Records of document pages:
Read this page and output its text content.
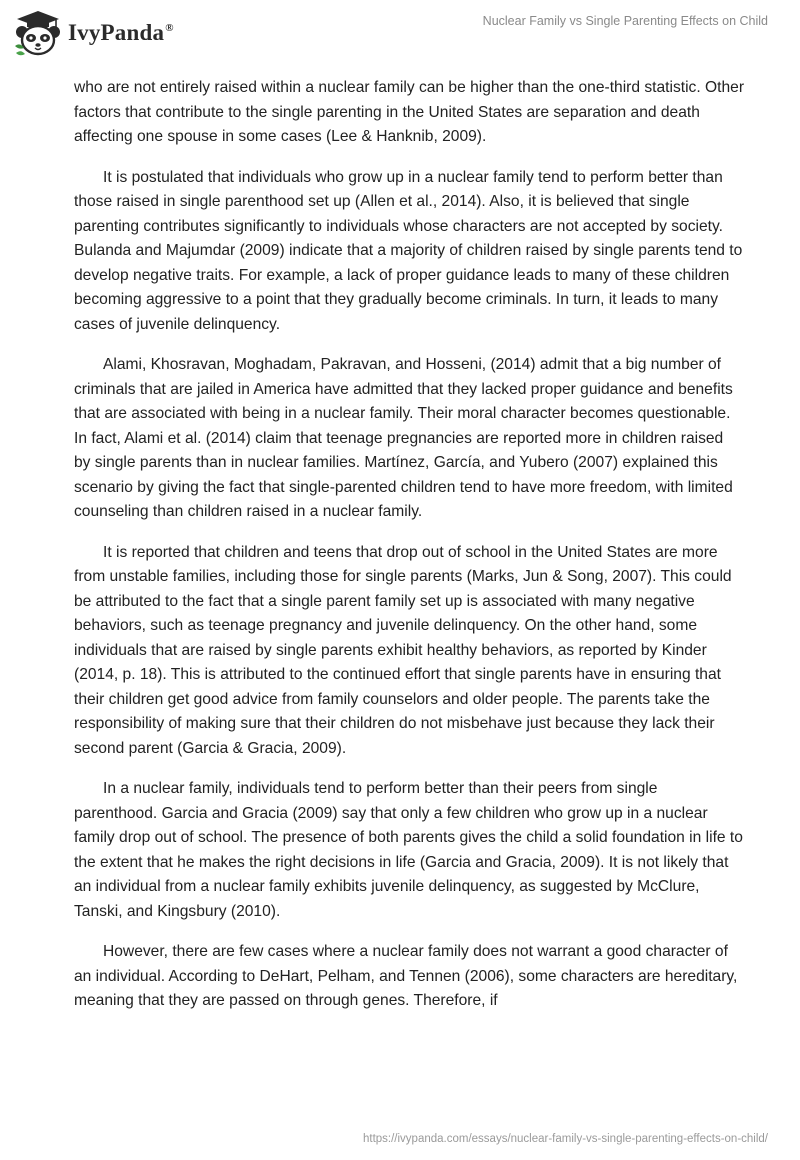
IvyPanda®
Nuclear Family vs Single Parenting Effects on Child

who are not entirely raised within a nuclear family can be higher than the one-third statistic. Other factors that contribute to the single parenting in the United States are separation and death affecting one spouse in some cases (Lee & Hanknib, 2009).

It is postulated that individuals who grow up in a nuclear family tend to perform better than those raised in single parenthood set up (Allen et al., 2014). Also, it is believed that single parenting contributes significantly to individuals whose characters are not accepted by society. Bulanda and Majumdar (2009) indicate that a majority of children raised by single parents tend to develop negative traits. For example, a lack of proper guidance leads to many of these children becoming aggressive to a point that they gradually become criminals. In turn, it leads to many cases of juvenile delinquency.

Alami, Khosravan, Moghadam, Pakravan, and Hosseni, (2014) admit that a big number of criminals that are jailed in America have admitted that they lacked proper guidance and benefits that are associated with being in a nuclear family. Their moral character becomes questionable. In fact, Alami et al. (2014) claim that teenage pregnancies are reported more in children raised by single parents than in nuclear families. Martínez, García, and Yubero (2007) explained this scenario by giving the fact that single-parented children tend to have more freedom, with limited counseling than children raised in a nuclear family.

It is reported that children and teens that drop out of school in the United States are more from unstable families, including those for single parents (Marks, Jun & Song, 2007). This could be attributed to the fact that a single parent family set up is associated with many negative behaviors, such as teenage pregnancy and juvenile delinquency. On the other hand, some individuals that are raised by single parents exhibit healthy behaviors, as reported by Kinder (2014, p. 18). This is attributed to the continued effort that single parents have in ensuring that their children get good advice from family counselors and older people. The parents take the responsibility of making sure that their children do not misbehave just because they lack their second parent (Garcia & Gracia, 2009).

In a nuclear family, individuals tend to perform better than their peers from single parenthood. Garcia and Gracia (2009) say that only a few children who grow up in a nuclear family drop out of school. The presence of both parents gives the child a solid foundation in life to the extent that he makes the right decisions in life (Garcia and Gracia, 2009). It is not likely that an individual from a nuclear family exhibits juvenile delinquency, as suggested by McClure, Tanski, and Kingsbury (2010).

However, there are few cases where a nuclear family does not warrant a good character of an individual. According to DeHart, Pelham, and Tennen (2006), some characters are hereditary, meaning that they are passed on through genes. Therefore, if

https://ivypanda.com/essays/nuclear-family-vs-single-parenting-effects-on-child/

Work task:
Transcribe all records verbatim, no pictures.

Exercise response:
Read this page and output its text content.
IvyPanda®
Nuclear Family vs Single Parenting Effects on Child

who are not entirely raised within a nuclear family can be higher than the one-third statistic. Other factors that contribute to the single parenting in the United States are separation and death affecting one spouse in some cases (Lee & Hanknib, 2009).

It is postulated that individuals who grow up in a nuclear family tend to perform better than those raised in single parenthood set up (Allen et al., 2014). Also, it is believed that single parenting contributes significantly to individuals whose characters are not accepted by society. Bulanda and Majumdar (2009) indicate that a majority of children raised by single parents tend to develop negative traits. For example, a lack of proper guidance leads to many of these children becoming aggressive to a point that they gradually become criminals. In turn, it leads to many cases of juvenile delinquency.

Alami, Khosravan, Moghadam, Pakravan, and Hosseni, (2014) admit that a big number of criminals that are jailed in America have admitted that they lacked proper guidance and benefits that are associated with being in a nuclear family. Their moral character becomes questionable. In fact, Alami et al. (2014) claim that teenage pregnancies are reported more in children raised by single parents than in nuclear families. Martínez, García, and Yubero (2007) explained this scenario by giving the fact that single-parented children tend to have more freedom, with limited counseling than children raised in a nuclear family.

It is reported that children and teens that drop out of school in the United States are more from unstable families, including those for single parents (Marks, Jun & Song, 2007). This could be attributed to the fact that a single parent family set up is associated with many negative behaviors, such as teenage pregnancy and juvenile delinquency. On the other hand, some individuals that are raised by single parents exhibit healthy behaviors, as reported by Kinder (2014, p. 18). This is attributed to the continued effort that single parents have in ensuring that their children get good advice from family counselors and older people. The parents take the responsibility of making sure that their children do not misbehave just because they lack their second parent (Garcia & Gracia, 2009).

In a nuclear family, individuals tend to perform better than their peers from single parenthood. Garcia and Gracia (2009) say that only a few children who grow up in a nuclear family drop out of school. The presence of both parents gives the child a solid foundation in life to the extent that he makes the right decisions in life (Garcia and Gracia, 2009). It is not likely that an individual from a nuclear family exhibits juvenile delinquency, as suggested by McClure, Tanski, and Kingsbury (2010).

However, there are few cases where a nuclear family does not warrant a good character of an individual. According to DeHart, Pelham, and Tennen (2006), some characters are hereditary, meaning that they are passed on through genes. Therefore, if

https://ivypanda.com/essays/nuclear-family-vs-single-parenting-effects-on-child/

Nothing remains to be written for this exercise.